▶ [Stated exercise]: Tally the lines in the data that follows that include the word "Temperature", and report nothing but the total.

[A run of records]
* * * *
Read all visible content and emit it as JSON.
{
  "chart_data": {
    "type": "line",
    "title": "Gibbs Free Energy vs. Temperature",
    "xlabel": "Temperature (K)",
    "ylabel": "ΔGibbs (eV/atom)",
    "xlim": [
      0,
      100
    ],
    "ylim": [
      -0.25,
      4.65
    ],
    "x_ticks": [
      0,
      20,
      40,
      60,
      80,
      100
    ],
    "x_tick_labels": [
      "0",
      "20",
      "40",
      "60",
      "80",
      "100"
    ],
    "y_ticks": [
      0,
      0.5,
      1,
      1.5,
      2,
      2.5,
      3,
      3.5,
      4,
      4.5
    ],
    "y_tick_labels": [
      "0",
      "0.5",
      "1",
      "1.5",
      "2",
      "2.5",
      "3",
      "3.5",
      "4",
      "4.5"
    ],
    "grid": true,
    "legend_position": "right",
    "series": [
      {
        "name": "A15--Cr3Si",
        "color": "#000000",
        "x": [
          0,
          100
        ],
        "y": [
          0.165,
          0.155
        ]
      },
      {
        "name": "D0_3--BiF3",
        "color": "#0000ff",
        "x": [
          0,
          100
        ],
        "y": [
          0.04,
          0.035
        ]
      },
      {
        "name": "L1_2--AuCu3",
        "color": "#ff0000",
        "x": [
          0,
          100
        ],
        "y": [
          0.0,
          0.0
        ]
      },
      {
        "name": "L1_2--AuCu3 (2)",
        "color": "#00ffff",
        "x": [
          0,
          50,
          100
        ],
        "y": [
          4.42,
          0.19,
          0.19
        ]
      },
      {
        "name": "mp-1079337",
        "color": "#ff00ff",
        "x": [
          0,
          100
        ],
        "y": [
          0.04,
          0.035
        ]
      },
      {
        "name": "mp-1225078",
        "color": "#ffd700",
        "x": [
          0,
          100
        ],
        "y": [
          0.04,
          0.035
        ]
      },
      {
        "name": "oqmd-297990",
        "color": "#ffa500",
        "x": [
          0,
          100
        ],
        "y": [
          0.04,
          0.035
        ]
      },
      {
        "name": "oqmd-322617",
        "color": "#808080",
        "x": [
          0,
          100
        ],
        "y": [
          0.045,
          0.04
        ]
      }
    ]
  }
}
* * * *
▶ [Correct response]: 2